» **Instruction**:
Reproduce every record exactly as it appears, but not the pictures.

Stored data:
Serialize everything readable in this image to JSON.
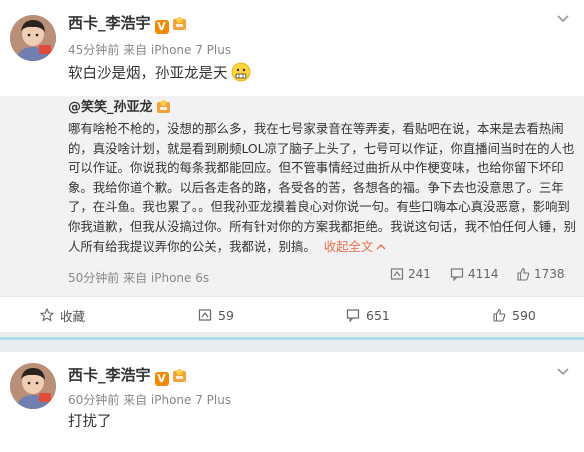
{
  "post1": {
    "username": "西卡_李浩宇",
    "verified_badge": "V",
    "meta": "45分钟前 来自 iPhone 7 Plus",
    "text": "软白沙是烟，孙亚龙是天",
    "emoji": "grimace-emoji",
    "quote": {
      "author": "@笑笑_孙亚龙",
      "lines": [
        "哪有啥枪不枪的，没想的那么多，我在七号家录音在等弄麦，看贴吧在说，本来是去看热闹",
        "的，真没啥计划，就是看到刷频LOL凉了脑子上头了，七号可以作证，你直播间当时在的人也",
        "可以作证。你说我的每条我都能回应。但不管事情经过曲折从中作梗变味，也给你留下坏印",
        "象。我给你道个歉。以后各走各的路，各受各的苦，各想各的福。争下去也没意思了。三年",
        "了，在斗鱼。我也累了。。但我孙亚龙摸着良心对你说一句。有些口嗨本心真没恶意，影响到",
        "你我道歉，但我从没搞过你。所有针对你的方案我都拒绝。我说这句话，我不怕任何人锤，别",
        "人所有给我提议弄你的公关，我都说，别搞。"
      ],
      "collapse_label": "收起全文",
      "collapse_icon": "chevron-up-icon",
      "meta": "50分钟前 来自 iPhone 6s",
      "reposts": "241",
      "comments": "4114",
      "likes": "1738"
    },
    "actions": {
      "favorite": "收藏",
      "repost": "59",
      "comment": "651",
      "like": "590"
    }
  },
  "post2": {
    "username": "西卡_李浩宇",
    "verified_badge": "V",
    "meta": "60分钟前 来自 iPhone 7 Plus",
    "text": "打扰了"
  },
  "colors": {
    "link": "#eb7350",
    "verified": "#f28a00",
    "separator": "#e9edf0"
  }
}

» **Task answer**:
Serialize everything readable in this image to JSON.
{
  "post1": {
    "username": "西卡_李浩宇",
    "verified_badge": "V",
    "meta": "45分钟前 来自 iPhone 7 Plus",
    "text": "软白沙是烟，孙亚龙是天",
    "emoji": "grimace-emoji",
    "quote": {
      "author": "@笑笑_孙亚龙",
      "lines": [
        "哪有啥枪不枪的，没想的那么多，我在七号家录音在等弄麦，看贴吧在说，本来是去看热闹",
        "的，真没啥计划，就是看到刷频LOL凉了脑子上头了，七号可以作证，你直播间当时在的人也",
        "可以作证。你说我的每条我都能回应。但不管事情经过曲折从中作梗变味，也给你留下坏印",
        "象。我给你道个歉。以后各走各的路，各受各的苦，各想各的福。争下去也没意思了。三年",
        "了，在斗鱼。我也累了。。但我孙亚龙摸着良心对你说一句。有些口嗨本心真没恶意，影响到",
        "你我道歉，但我从没搞过你。所有针对你的方案我都拒绝。我说这句话，我不怕任何人锤，别",
        "人所有给我提议弄你的公关，我都说，别搞。"
      ],
      "collapse_label": "收起全文",
      "collapse_icon": "chevron-up-icon",
      "meta": "50分钟前 来自 iPhone 6s",
      "reposts": "241",
      "comments": "4114",
      "likes": "1738"
    },
    "actions": {
      "favorite": "收藏",
      "repost": "59",
      "comment": "651",
      "like": "590"
    }
  },
  "post2": {
    "username": "西卡_李浩宇",
    "verified_badge": "V",
    "meta": "60分钟前 来自 iPhone 7 Plus",
    "text": "打扰了"
  },
  "colors": {
    "link": "#eb7350",
    "verified": "#f28a00",
    "separator": "#e9edf0"
  }
}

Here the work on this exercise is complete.